- EXERCISE BRIEF -
What follows is a block of records; reproduce all of it verbatim.

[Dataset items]
— BEGIN —
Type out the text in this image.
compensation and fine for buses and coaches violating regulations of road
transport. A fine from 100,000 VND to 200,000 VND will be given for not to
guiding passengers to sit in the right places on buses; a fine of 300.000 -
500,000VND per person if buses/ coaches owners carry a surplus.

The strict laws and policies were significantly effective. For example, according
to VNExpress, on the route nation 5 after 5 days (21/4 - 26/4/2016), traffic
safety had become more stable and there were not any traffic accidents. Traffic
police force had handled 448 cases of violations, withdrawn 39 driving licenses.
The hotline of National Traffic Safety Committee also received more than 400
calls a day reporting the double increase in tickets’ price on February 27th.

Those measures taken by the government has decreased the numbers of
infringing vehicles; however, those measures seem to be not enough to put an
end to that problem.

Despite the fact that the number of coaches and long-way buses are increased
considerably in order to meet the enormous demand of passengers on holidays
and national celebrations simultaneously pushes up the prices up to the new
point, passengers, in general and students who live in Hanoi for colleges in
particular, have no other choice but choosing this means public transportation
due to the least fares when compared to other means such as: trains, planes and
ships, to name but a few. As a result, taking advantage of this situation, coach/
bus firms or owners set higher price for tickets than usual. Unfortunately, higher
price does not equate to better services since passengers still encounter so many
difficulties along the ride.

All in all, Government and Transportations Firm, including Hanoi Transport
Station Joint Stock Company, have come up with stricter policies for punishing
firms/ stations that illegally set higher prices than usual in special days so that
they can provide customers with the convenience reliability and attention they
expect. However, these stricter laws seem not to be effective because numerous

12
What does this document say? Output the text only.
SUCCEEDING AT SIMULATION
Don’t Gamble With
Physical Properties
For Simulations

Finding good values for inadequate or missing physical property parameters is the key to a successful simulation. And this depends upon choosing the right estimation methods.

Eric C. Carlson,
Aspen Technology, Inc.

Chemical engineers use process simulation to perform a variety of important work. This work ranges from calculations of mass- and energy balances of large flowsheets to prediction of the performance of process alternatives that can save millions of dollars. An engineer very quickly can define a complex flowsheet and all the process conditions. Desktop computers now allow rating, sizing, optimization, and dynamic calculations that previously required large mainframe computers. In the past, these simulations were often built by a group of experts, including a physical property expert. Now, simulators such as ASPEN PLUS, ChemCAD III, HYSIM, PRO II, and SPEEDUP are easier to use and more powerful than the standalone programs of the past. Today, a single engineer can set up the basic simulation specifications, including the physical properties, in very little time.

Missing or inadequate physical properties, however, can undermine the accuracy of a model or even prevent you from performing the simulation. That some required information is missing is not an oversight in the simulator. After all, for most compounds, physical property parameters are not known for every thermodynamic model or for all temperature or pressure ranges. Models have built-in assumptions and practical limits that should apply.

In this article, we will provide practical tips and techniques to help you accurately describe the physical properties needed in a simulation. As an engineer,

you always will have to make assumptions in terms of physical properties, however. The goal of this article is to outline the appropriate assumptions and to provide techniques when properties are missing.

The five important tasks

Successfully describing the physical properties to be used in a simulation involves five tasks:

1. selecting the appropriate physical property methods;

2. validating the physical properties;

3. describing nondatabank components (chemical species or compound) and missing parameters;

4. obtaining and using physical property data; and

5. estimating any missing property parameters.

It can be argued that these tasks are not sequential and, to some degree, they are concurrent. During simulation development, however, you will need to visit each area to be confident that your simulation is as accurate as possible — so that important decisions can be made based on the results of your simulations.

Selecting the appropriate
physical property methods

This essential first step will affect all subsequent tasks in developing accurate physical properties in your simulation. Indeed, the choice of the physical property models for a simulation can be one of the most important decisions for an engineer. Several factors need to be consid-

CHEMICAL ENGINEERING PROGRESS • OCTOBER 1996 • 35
— END —
- OUTPUT -
Type out the text in this image.
compensation and fine for buses and coaches violating regulations of road
transport. A fine from 100,000 VND to 200,000 VND will be given for not to
guiding passengers to sit in the right places on buses; a fine of 300.000 -
500,000VND per person if buses/ coaches owners carry a surplus.

The strict laws and policies were significantly effective. For example, according
to VNExpress, on the route nation 5 after 5 days (21/4 - 26/4/2016), traffic
safety had become more stable and there were not any traffic accidents. Traffic
police force had handled 448 cases of violations, withdrawn 39 driving licenses.
The hotline of National Traffic Safety Committee also received more than 400
calls a day reporting the double increase in tickets’ price on February 27th.

Those measures taken by the government has decreased the numbers of
infringing vehicles; however, those measures seem to be not enough to put an
end to that problem.

Despite the fact that the number of coaches and long-way buses are increased
considerably in order to meet the enormous demand of passengers on holidays
and national celebrations simultaneously pushes up the prices up to the new
point, passengers, in general and students who live in Hanoi for colleges in
particular, have no other choice but choosing this means public transportation
due to the least fares when compared to other means such as: trains, planes and
ships, to name but a few. As a result, taking advantage of this situation, coach/
bus firms or owners set higher price for tickets than usual. Unfortunately, higher
price does not equate to better services since passengers still encounter so many
difficulties along the ride.

All in all, Government and Transportations Firm, including Hanoi Transport
Station Joint Stock Company, have come up with stricter policies for punishing
firms/ stations that illegally set higher prices than usual in special days so that
they can provide customers with the convenience reliability and attention they
expect. However, these stricter laws seem not to be effective because numerous

12
What does this document say? Output the text only.
SUCCEEDING AT SIMULATION
Don’t Gamble With
Physical Properties
For Simulations

Finding good values for inadequate or missing physical property parameters is the key to a successful simulation. And this depends upon choosing the right estimation methods.

Eric C. Carlson,
Aspen Technology, Inc.

Chemical engineers use process simulation to perform a variety of important work. This work ranges from calculations of mass- and energy balances of large flowsheets to prediction of the performance of process alternatives that can save millions of dollars. An engineer very quickly can define a complex flowsheet and all the process conditions. Desktop computers now allow rating, sizing, optimization, and dynamic calculations that previously required large mainframe computers. In the past, these simulations were often built by a group of experts, including a physical property expert. Now, simulators such as ASPEN PLUS, ChemCAD III, HYSIM, PRO II, and SPEEDUP are easier to use and more powerful than the standalone programs of the past. Today, a single engineer can set up the basic simulation specifications, including the physical properties, in very little time.

Missing or inadequate physical properties, however, can undermine the accuracy of a model or even prevent you from performing the simulation. That some required information is missing is not an oversight in the simulator. After all, for most compounds, physical property parameters are not known for every thermodynamic model or for all temperature or pressure ranges. Models have built-in assumptions and practical limits that should apply.

In this article, we will provide practical tips and techniques to help you accurately describe the physical properties needed in a simulation. As an engineer,

you always will have to make assumptions in terms of physical properties, however. The goal of this article is to outline the appropriate assumptions and to provide techniques when properties are missing.

The five important tasks

Successfully describing the physical properties to be used in a simulation involves five tasks:

1. selecting the appropriate physical property methods;

2. validating the physical properties;

3. describing nondatabank components (chemical species or compound) and missing parameters;

4. obtaining and using physical property data; and

5. estimating any missing property parameters.

It can be argued that these tasks are not sequential and, to some degree, they are concurrent. During simulation development, however, you will need to visit each area to be confident that your simulation is as accurate as possible — so that important decisions can be made based on the results of your simulations.

Selecting the appropriate
physical property methods

This essential first step will affect all subsequent tasks in developing accurate physical properties in your simulation. Indeed, the choice of the physical property models for a simulation can be one of the most important decisions for an engineer. Several factors need to be consid-

CHEMICAL ENGINEERING PROGRESS • OCTOBER 1996 • 35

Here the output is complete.